[Stored records]
** BEGIN **

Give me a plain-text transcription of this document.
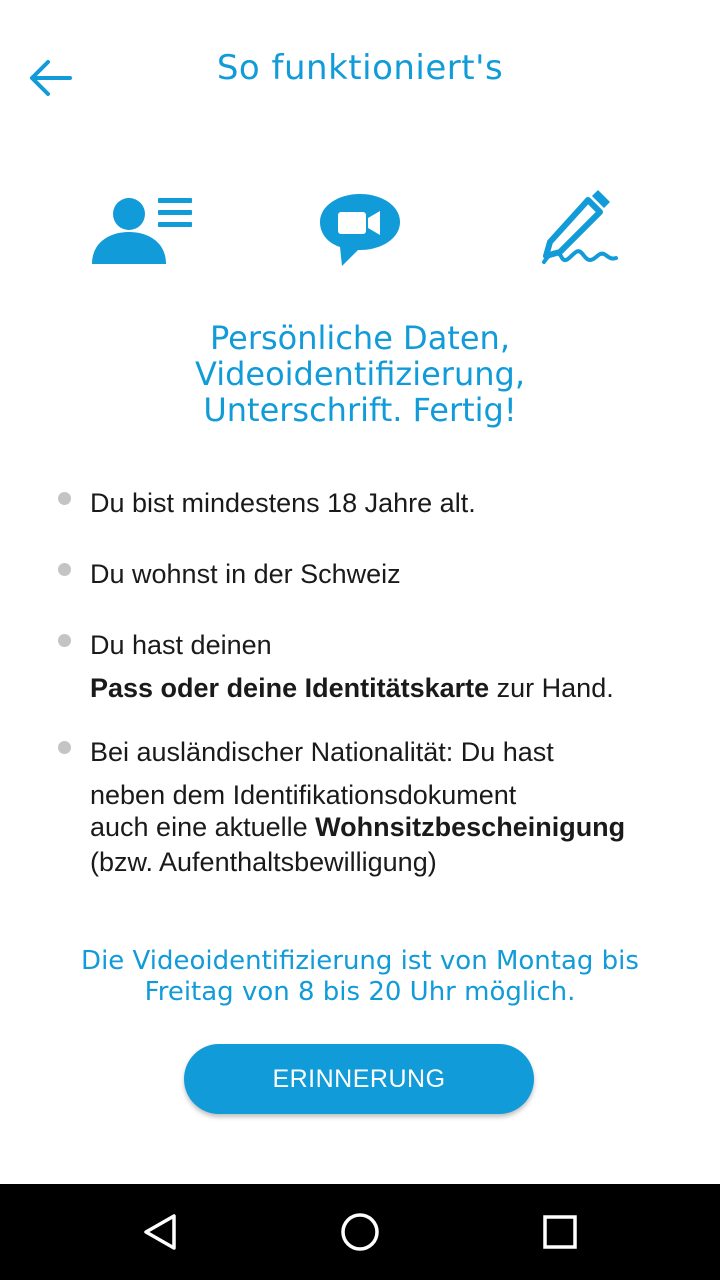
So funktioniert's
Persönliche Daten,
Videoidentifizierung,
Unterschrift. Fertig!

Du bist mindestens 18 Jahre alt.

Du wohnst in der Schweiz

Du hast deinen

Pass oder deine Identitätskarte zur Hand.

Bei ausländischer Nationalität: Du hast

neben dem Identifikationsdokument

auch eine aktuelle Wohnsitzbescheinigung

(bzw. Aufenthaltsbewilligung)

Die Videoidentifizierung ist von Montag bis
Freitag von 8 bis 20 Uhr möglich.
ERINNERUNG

** END **
** BEGIN **

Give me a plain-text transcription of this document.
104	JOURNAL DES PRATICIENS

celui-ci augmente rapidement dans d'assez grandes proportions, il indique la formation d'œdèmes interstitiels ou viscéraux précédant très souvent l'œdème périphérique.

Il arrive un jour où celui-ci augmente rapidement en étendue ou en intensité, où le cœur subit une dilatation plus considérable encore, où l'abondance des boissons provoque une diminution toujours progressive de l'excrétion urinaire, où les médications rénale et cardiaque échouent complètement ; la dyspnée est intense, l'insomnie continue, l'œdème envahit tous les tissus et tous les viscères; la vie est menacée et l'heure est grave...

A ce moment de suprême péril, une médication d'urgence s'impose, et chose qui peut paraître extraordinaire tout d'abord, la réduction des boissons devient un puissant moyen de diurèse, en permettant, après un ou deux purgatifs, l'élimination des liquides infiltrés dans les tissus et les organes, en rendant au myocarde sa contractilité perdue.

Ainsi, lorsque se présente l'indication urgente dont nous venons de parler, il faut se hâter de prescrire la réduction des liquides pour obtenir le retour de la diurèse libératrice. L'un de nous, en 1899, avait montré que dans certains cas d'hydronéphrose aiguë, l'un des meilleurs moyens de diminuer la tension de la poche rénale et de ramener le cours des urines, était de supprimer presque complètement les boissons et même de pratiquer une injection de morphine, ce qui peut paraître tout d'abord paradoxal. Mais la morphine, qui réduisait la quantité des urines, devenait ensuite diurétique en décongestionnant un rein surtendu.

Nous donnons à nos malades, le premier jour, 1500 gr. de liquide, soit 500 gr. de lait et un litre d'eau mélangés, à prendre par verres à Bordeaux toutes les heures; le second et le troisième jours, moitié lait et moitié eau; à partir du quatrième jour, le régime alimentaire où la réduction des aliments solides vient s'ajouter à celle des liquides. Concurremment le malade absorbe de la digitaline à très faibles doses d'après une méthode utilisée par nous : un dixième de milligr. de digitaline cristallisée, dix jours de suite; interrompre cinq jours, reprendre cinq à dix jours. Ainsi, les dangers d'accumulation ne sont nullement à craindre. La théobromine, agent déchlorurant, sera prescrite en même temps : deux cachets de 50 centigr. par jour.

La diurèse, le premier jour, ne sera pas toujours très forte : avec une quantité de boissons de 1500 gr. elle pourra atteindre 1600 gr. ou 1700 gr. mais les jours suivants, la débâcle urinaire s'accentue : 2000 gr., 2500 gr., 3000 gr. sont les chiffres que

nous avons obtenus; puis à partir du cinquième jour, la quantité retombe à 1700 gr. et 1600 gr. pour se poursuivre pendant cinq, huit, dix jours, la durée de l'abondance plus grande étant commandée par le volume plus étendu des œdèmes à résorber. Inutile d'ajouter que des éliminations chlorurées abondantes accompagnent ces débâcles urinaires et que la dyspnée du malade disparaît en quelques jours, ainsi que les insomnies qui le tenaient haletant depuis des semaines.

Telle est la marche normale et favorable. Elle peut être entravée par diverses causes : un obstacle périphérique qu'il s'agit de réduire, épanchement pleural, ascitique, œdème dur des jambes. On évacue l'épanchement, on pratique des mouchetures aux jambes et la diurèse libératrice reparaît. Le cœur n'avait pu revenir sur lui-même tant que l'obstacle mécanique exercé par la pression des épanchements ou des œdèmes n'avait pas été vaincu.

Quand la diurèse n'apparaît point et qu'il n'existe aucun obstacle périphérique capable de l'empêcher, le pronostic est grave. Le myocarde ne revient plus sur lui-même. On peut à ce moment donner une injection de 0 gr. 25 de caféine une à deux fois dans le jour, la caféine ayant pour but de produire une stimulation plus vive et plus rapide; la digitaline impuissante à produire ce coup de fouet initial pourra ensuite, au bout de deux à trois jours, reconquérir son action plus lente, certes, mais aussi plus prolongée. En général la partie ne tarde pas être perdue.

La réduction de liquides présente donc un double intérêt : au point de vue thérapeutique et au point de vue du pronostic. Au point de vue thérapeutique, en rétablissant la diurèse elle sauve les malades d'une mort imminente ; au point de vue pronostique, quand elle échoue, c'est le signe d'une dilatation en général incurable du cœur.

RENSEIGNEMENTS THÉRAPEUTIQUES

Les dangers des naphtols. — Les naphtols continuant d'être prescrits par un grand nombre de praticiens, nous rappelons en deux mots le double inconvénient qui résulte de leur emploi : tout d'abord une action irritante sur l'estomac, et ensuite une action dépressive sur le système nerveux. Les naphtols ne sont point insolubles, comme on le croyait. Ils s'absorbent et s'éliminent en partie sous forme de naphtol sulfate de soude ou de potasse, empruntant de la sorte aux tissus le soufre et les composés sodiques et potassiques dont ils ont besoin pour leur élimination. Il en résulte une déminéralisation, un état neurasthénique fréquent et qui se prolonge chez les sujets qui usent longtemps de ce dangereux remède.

** END **

• _Requirements_
The word "dangers" may turn up on some lines of these records; say how many, with no other words.

• _Response to the task_
2